What is asked: Transcribe every entry word for word. Skip the pictures.

Data to use:
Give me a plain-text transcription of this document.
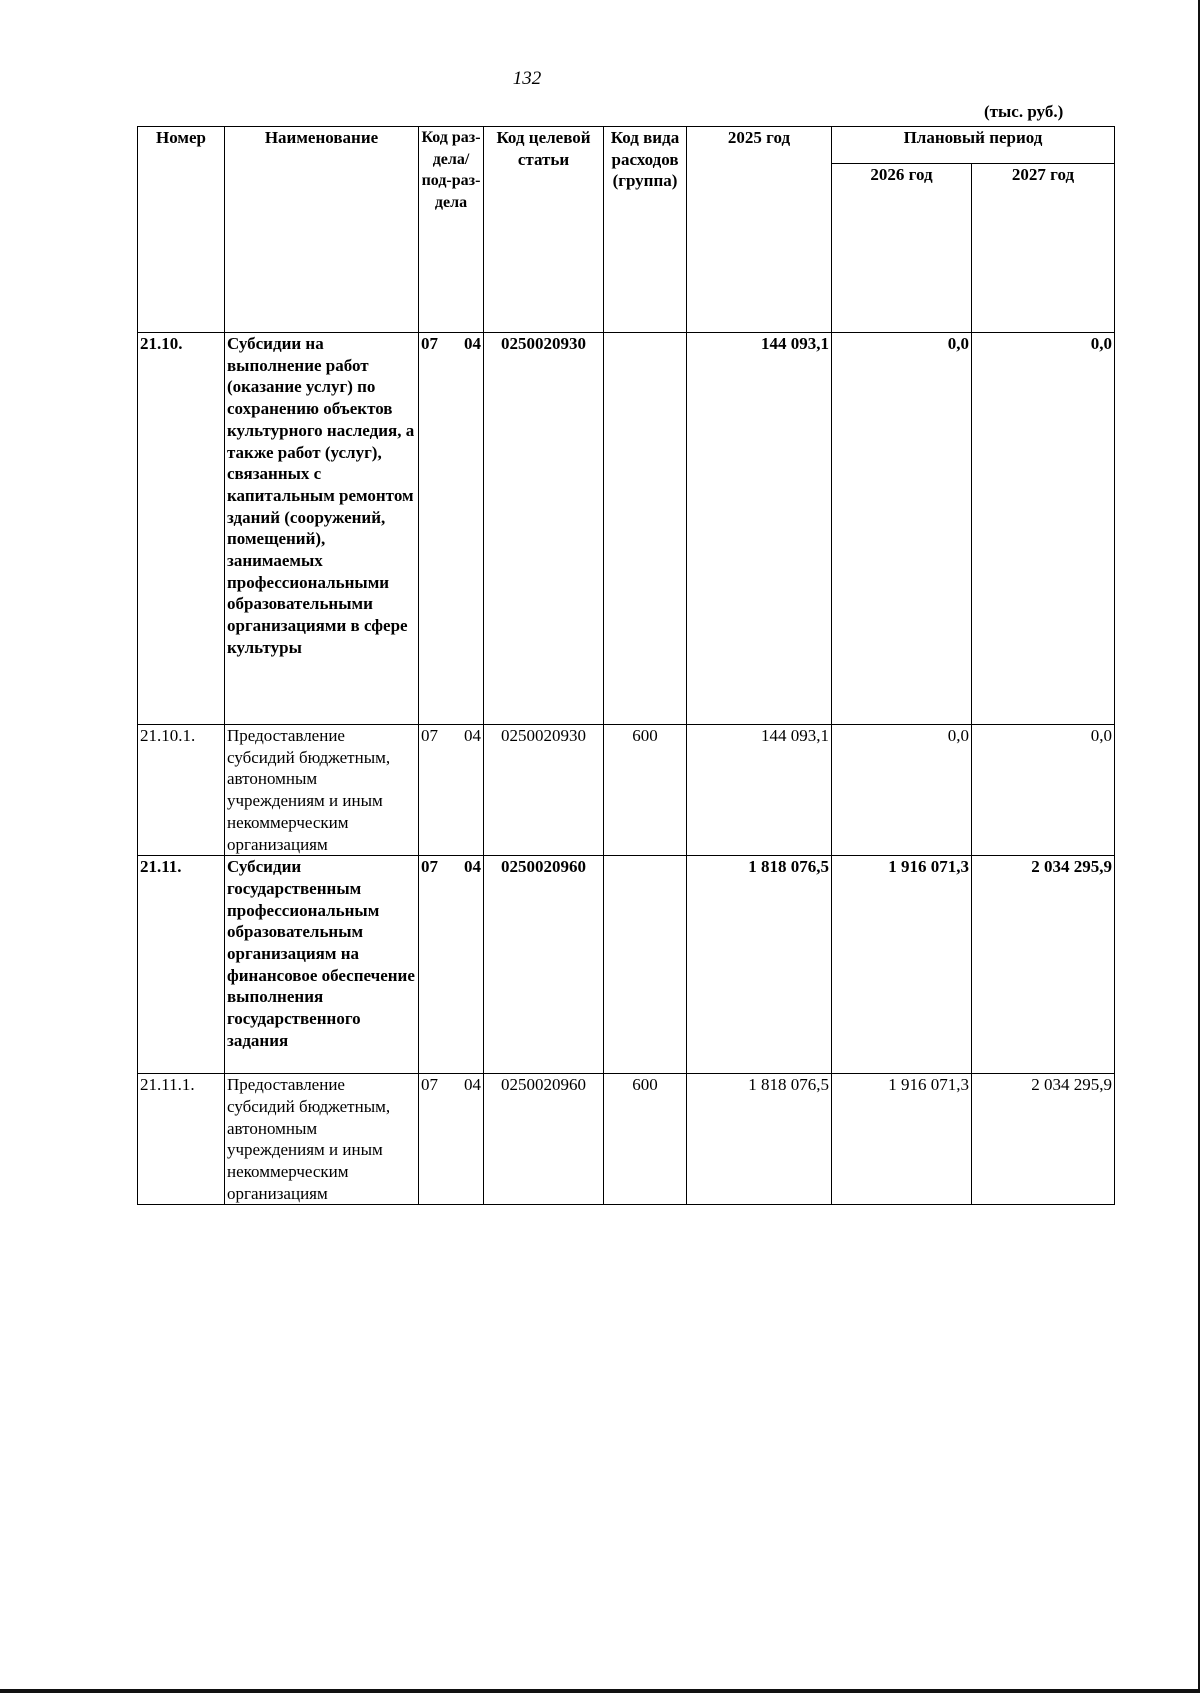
132
(тыс. руб.)
Номер	Наименование	Код раз-дела/ под-раз-дела	Код целевой статьи	Код вида расходов (группа)	2025 год	Плановый период	
						2026 год	2027 год
21.10.	Субсидии на выполнение работ (оказание услуг) по сохранению объектов культурного наследия, а также работ (услуг), связанных с капитальным ремонтом зданий (сооружений, помещений), занимаемых профессиональными образовательными организациями в сфере культуры	07 04	0250020930		144 093,1	0,0	0,0
21.10.1.	Предоставление субсидий бюджетным, автономным учреждениям и иным некоммерческим организациям	07 04	0250020930	600	144 093,1	0,0	0,0
21.11.	Субсидии государственным профессиональным образовательным организациям на финансовое обеспечение выполнения государственного задания	07 04	0250020960		1 818 076,5	1 916 071,3	2 034 295,9
21.11.1.	Предоставление субсидий бюджетным, автономным учреждениям и иным некоммерческим организациям	07 04	0250020960	600	1 818 076,5	1 916 071,3	2 034 295,9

Response for this exercise:
Give me a plain-text transcription of this document.
132
(тыс. руб.)
Номер	Наименование	Код раз-дела/ под-раз-дела	Код целевой статьи	Код вида расходов (группа)	2025 год	Плановый период	
						2026 год	2027 год
21.10.	Субсидии на выполнение работ (оказание услуг) по сохранению объектов культурного наследия, а также работ (услуг), связанных с капитальным ремонтом зданий (сооружений, помещений), занимаемых профессиональными образовательными организациями в сфере культуры	07 04	0250020930		144 093,1	0,0	0,0
21.10.1.	Предоставление субсидий бюджетным, автономным учреждениям и иным некоммерческим организациям	07 04	0250020930	600	144 093,1	0,0	0,0
21.11.	Субсидии государственным профессиональным образовательным организациям на финансовое обеспечение выполнения государственного задания	07 04	0250020960		1 818 076,5	1 916 071,3	2 034 295,9
21.11.1.	Предоставление субсидий бюджетным, автономным учреждениям и иным некоммерческим организациям	07 04	0250020960	600	1 818 076,5	1 916 071,3	2 034 295,9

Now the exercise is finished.